## Figure record extracts
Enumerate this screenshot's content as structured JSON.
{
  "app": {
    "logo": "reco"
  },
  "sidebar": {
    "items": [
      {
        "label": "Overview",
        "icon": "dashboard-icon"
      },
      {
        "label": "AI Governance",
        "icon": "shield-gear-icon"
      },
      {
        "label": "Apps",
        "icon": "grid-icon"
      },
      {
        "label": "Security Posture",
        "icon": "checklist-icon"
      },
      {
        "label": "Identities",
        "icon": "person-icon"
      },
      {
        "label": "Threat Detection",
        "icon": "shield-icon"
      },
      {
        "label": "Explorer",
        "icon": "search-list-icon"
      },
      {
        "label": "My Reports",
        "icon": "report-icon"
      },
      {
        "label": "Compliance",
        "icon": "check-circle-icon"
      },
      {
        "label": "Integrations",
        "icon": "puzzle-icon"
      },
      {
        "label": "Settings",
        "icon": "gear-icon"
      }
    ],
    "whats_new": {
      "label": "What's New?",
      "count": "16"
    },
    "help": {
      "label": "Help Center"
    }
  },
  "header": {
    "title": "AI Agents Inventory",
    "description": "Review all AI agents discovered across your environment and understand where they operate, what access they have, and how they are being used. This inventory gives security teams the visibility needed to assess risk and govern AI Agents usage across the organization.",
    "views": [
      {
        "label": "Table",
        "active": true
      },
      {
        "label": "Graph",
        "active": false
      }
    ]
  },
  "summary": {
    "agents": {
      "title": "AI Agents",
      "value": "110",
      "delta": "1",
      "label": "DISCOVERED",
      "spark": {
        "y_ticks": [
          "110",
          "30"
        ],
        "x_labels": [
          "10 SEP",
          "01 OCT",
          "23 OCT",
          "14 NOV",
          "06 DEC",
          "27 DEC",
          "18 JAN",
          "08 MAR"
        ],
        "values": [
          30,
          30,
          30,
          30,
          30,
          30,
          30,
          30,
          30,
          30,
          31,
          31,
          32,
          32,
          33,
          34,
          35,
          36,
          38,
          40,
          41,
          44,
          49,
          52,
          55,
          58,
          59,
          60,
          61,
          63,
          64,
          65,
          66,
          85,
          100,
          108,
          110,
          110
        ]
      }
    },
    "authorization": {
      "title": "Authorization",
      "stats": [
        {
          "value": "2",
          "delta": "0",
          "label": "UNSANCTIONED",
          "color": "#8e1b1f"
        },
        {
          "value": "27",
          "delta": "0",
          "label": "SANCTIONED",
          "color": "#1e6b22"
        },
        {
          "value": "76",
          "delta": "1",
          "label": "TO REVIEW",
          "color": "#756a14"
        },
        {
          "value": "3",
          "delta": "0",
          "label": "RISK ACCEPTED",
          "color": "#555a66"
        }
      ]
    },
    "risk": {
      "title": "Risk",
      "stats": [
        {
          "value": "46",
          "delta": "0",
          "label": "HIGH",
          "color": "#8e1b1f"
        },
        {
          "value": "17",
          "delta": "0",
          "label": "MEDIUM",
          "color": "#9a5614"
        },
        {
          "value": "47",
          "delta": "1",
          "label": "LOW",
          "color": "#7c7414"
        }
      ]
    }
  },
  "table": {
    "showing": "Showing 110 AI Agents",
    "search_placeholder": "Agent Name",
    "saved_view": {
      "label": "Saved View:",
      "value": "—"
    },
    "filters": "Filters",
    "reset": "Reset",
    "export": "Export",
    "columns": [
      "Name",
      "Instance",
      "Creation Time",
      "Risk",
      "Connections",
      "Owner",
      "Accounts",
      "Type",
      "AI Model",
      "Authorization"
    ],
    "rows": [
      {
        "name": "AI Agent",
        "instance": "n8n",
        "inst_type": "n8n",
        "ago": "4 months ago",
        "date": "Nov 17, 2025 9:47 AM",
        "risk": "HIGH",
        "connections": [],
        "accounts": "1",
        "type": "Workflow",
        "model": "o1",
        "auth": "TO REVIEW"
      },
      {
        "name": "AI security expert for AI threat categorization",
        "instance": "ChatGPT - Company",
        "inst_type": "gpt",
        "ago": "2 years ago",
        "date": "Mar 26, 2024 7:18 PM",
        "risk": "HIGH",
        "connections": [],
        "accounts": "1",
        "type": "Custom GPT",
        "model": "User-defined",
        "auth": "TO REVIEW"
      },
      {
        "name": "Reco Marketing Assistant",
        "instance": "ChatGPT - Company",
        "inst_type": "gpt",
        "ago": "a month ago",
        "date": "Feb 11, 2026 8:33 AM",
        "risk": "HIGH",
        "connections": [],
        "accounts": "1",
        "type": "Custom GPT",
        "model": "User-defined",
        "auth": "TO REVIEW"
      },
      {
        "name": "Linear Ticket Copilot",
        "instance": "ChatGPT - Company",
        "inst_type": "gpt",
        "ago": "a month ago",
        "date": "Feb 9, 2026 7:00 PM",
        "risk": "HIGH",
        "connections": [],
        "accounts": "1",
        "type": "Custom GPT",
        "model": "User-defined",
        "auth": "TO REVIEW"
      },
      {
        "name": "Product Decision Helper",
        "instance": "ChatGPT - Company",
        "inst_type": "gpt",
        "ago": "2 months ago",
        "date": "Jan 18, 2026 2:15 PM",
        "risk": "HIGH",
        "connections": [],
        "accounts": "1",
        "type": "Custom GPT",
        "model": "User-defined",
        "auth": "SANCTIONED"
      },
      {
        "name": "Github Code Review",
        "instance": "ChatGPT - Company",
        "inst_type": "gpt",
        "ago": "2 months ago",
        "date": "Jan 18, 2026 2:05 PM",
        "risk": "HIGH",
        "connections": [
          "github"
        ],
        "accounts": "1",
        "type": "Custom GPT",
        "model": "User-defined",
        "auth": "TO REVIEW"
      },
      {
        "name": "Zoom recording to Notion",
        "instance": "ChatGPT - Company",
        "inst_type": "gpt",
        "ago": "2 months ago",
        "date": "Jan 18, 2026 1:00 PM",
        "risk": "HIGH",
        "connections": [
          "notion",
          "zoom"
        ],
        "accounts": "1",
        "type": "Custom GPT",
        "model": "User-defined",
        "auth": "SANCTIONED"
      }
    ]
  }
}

## Goal
From the data above, show each line that contains "color".

## Result of this task
          "color": "#8e1b1f"
          "color": "#1e6b22"
          "color": "#756a14"
          "color": "#555a66"
          "color": "#8e1b1f"
          "color": "#9a5614"
          "color": "#7c7414"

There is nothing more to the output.